> _WHAT TO PRODUCE_:
Below are the records; pull every line that includes "Response".

*****

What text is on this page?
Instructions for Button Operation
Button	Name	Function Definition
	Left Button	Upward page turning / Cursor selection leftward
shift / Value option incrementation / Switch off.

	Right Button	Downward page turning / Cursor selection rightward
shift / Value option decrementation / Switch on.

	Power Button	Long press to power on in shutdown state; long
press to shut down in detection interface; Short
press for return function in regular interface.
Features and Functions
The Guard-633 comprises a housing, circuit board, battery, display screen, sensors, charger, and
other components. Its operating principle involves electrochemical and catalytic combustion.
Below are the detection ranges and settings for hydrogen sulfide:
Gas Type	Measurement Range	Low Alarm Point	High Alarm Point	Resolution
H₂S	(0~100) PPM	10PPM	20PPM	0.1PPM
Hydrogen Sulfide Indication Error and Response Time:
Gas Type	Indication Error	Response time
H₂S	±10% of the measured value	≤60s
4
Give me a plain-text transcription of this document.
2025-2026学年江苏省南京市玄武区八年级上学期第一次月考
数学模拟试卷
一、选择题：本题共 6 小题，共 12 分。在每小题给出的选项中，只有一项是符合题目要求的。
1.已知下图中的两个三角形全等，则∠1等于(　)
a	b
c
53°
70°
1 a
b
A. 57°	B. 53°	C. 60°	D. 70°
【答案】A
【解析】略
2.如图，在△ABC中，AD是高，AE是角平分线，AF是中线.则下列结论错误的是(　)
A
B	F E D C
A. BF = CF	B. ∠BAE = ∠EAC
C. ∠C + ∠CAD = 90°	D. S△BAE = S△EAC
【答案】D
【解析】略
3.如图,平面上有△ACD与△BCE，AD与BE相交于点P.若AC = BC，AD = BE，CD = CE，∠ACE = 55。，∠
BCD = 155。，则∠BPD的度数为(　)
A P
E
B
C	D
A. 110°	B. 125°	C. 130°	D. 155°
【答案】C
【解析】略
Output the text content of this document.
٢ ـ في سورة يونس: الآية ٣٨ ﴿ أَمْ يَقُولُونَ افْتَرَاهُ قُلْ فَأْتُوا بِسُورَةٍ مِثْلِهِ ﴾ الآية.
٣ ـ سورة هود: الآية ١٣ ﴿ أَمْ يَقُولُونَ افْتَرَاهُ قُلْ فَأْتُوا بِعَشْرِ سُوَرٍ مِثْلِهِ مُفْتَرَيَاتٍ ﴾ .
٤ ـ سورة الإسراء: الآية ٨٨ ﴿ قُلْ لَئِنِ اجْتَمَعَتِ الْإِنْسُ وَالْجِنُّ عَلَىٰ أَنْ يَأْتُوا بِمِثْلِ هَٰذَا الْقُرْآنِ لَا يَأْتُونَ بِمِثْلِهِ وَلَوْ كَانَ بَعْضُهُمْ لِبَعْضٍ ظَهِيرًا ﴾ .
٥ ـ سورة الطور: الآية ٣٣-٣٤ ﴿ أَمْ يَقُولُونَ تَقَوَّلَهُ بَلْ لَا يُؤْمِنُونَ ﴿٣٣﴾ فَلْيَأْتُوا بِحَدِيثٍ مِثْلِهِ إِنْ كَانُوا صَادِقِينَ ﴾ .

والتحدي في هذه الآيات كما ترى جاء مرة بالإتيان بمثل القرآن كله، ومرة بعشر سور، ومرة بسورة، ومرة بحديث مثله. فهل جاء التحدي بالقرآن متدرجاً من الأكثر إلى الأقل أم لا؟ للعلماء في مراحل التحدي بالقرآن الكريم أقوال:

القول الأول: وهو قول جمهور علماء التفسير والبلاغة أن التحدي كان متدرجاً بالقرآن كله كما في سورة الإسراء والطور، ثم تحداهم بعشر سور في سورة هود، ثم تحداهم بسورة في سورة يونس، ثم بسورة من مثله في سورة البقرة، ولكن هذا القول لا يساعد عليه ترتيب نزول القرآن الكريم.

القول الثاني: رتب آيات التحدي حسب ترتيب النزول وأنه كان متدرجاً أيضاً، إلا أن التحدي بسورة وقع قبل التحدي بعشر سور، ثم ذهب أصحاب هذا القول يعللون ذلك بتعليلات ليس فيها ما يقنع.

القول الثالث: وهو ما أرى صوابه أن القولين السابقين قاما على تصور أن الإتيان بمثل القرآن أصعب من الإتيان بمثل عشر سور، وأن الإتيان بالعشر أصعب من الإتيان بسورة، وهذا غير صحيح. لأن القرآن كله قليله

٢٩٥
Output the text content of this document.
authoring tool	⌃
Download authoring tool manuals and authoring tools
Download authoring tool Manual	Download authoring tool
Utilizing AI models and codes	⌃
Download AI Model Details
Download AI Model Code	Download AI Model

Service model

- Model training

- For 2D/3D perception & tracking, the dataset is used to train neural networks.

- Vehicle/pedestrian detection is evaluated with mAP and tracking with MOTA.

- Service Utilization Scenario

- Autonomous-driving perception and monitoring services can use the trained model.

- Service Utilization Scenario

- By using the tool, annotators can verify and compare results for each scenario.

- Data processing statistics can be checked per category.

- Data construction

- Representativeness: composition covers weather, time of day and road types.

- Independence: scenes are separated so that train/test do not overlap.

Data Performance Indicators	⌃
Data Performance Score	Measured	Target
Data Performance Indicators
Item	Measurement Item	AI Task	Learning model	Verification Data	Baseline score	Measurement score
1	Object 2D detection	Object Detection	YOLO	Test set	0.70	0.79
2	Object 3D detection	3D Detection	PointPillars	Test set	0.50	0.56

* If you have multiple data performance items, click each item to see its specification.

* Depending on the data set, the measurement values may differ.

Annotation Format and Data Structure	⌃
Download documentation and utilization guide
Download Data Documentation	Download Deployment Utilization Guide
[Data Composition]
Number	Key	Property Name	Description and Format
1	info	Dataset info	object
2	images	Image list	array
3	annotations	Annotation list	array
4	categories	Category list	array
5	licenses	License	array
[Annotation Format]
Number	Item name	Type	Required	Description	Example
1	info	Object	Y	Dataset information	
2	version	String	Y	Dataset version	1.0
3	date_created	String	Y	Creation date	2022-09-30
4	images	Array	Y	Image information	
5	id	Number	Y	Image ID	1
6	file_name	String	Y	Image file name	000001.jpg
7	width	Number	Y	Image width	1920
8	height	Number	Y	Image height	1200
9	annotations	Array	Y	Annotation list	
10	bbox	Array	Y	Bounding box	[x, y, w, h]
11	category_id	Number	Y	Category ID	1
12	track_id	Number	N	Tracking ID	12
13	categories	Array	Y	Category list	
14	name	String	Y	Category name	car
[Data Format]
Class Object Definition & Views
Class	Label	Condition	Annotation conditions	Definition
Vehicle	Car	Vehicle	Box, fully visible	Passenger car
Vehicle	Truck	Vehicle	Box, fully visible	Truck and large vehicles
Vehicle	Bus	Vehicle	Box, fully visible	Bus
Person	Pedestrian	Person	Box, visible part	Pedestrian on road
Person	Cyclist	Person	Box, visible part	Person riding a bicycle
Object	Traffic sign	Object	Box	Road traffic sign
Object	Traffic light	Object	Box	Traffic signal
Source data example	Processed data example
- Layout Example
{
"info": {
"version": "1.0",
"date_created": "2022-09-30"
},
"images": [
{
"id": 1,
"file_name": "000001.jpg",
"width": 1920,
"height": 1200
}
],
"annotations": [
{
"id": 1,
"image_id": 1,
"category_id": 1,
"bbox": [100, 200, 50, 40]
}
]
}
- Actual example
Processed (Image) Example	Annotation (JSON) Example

*****

> _EXPECTED ANSWER_:
Hydrogen Sulfide Indication Error and Response Time:
Gas Type	Indication Error	Response time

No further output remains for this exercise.